(Records from a data source)
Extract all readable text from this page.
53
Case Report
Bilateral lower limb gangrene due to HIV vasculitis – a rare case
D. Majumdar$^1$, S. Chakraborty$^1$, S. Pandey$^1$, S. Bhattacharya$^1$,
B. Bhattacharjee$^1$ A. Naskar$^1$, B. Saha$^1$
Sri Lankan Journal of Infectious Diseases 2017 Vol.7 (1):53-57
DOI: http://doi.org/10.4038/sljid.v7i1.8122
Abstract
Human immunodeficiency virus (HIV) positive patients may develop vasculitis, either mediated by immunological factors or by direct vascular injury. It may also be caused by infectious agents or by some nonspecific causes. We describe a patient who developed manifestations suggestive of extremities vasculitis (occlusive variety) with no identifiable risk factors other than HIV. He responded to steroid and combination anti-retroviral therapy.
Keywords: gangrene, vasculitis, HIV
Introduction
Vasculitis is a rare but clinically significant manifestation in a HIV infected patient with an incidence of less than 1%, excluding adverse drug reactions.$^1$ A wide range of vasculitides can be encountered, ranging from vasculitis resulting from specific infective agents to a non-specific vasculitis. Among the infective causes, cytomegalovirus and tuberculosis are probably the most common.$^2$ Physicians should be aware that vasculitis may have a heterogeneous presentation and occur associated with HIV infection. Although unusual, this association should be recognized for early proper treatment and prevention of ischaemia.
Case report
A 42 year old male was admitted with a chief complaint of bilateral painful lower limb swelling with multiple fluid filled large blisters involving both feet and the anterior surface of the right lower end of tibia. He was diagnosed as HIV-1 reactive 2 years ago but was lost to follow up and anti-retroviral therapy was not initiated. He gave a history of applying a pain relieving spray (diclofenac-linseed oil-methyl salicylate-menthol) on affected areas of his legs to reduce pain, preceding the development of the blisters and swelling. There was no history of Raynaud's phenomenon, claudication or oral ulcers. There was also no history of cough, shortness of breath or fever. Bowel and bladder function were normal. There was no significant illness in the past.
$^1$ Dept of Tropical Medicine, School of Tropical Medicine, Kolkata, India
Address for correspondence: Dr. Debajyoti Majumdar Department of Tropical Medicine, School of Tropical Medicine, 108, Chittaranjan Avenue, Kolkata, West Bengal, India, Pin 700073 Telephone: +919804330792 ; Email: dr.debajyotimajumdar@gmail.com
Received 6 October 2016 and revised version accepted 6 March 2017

__Required work__
Would you write out each entry precisely as it is given?

__Exercise output__
Extract all readable text from this page.
53
Case Report
Bilateral lower limb gangrene due to HIV vasculitis – a rare case
D. Majumdar$^1$, S. Chakraborty$^1$, S. Pandey$^1$, S. Bhattacharya$^1$,
B. Bhattacharjee$^1$ A. Naskar$^1$, B. Saha$^1$
Sri Lankan Journal of Infectious Diseases 2017 Vol.7 (1):53-57
DOI: http://doi.org/10.4038/sljid.v7i1.8122
Abstract
Human immunodeficiency virus (HIV) positive patients may develop vasculitis, either mediated by immunological factors or by direct vascular injury. It may also be caused by infectious agents or by some nonspecific causes. We describe a patient who developed manifestations suggestive of extremities vasculitis (occlusive variety) with no identifiable risk factors other than HIV. He responded to steroid and combination anti-retroviral therapy.
Keywords: gangrene, vasculitis, HIV
Introduction
Vasculitis is a rare but clinically significant manifestation in a HIV infected patient with an incidence of less than 1%, excluding adverse drug reactions.$^1$ A wide range of vasculitides can be encountered, ranging from vasculitis resulting from specific infective agents to a non-specific vasculitis. Among the infective causes, cytomegalovirus and tuberculosis are probably the most common.$^2$ Physicians should be aware that vasculitis may have a heterogeneous presentation and occur associated with HIV infection. Although unusual, this association should be recognized for early proper treatment and prevention of ischaemia.
Case report
A 42 year old male was admitted with a chief complaint of bilateral painful lower limb swelling with multiple fluid filled large blisters involving both feet and the anterior surface of the right lower end of tibia. He was diagnosed as HIV-1 reactive 2 years ago but was lost to follow up and anti-retroviral therapy was not initiated. He gave a history of applying a pain relieving spray (diclofenac-linseed oil-methyl salicylate-menthol) on affected areas of his legs to reduce pain, preceding the development of the blisters and swelling. There was no history of Raynaud's phenomenon, claudication or oral ulcers. There was also no history of cough, shortness of breath or fever. Bowel and bladder function were normal. There was no significant illness in the past.
$^1$ Dept of Tropical Medicine, School of Tropical Medicine, Kolkata, India
Address for correspondence: Dr. Debajyoti Majumdar Department of Tropical Medicine, School of Tropical Medicine, 108, Chittaranjan Avenue, Kolkata, West Bengal, India, Pin 700073 Telephone: +919804330792 ; Email: dr.debajyotimajumdar@gmail.com
Received 6 October 2016 and revised version accepted 6 March 2017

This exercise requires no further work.